_Exercise brief:_
Look through the data below and return each line where "external" appears.

* * * * * * * * *

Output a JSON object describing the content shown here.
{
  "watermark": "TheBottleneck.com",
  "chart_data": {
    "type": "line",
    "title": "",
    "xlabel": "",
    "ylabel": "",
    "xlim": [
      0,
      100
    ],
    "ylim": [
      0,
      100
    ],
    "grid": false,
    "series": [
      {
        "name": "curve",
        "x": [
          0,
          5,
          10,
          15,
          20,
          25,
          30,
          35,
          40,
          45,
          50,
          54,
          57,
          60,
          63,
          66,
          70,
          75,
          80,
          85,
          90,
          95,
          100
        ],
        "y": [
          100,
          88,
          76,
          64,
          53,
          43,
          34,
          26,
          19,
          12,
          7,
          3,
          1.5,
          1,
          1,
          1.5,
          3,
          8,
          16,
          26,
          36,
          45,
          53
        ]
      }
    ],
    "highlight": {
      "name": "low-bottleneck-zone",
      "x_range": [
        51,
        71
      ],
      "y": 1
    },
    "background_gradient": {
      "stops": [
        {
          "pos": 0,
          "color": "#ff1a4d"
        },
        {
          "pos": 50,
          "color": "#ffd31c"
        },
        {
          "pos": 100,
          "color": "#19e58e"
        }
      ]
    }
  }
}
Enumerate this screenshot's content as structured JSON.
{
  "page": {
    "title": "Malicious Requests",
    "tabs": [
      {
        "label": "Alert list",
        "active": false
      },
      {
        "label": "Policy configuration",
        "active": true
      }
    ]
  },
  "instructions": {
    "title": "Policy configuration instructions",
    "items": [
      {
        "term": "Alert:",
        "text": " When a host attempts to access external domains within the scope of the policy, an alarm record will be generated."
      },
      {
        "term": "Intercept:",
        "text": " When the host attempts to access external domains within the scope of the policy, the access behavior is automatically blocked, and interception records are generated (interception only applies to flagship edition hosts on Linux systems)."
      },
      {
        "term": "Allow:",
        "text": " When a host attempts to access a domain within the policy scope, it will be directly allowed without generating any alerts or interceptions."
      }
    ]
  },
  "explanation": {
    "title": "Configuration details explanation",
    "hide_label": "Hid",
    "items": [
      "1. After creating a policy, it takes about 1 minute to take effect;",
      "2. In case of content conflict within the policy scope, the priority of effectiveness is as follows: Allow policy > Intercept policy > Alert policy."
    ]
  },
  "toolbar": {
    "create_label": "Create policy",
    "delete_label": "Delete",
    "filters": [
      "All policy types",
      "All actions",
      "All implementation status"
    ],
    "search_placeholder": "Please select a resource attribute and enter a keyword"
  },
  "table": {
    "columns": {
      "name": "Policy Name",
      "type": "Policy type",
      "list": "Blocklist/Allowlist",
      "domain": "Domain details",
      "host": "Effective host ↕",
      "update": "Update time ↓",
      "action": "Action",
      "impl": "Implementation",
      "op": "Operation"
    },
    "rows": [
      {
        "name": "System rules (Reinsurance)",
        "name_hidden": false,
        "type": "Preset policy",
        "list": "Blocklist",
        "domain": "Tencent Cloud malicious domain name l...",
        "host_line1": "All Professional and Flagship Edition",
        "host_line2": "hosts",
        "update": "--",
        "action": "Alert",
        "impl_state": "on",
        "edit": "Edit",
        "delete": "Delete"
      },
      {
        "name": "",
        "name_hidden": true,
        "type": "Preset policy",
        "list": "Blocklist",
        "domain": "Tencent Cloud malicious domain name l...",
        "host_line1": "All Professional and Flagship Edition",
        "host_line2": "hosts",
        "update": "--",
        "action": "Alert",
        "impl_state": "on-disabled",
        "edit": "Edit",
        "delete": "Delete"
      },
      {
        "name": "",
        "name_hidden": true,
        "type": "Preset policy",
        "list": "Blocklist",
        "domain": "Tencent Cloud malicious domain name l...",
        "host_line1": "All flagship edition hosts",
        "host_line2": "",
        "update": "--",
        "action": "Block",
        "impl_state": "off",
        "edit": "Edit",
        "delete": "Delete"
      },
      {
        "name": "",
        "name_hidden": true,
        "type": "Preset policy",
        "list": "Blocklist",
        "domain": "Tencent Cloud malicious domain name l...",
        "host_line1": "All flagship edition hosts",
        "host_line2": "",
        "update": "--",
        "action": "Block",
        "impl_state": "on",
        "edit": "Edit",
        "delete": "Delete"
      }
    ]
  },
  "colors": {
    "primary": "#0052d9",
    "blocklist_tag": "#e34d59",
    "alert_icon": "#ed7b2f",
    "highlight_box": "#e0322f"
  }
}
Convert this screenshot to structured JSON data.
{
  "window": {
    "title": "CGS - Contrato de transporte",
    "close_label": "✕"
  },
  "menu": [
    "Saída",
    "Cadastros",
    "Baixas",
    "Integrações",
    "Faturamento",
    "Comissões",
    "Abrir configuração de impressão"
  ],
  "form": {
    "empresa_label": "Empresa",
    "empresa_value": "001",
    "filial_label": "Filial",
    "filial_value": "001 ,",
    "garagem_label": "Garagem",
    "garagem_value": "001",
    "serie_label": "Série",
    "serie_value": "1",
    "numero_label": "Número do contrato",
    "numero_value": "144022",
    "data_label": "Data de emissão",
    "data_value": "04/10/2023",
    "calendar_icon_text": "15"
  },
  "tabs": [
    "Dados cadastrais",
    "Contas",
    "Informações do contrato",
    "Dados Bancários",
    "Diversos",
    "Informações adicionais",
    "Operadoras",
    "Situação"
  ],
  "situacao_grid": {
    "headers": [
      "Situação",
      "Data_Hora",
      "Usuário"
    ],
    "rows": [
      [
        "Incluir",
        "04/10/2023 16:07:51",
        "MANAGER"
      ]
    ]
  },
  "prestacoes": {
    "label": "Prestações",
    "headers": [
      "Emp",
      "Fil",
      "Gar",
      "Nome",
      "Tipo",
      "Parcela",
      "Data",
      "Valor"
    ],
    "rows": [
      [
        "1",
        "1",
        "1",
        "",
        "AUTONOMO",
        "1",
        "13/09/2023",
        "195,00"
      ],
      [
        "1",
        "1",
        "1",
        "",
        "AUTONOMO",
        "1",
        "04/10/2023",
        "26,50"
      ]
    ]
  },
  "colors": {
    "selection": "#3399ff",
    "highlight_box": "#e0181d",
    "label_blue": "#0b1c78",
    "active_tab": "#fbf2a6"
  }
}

* * * * * * * * *

_Written answer:_
        "text": " When a host attempts to access external domains within the scope of the policy, an alarm record will be generated."
        "text": " When the host attempts to access external domains within the scope of the policy, the access behavior is automatically blocked, and interception records are generated (interception only applies to flagship edition hosts on Linux systems)."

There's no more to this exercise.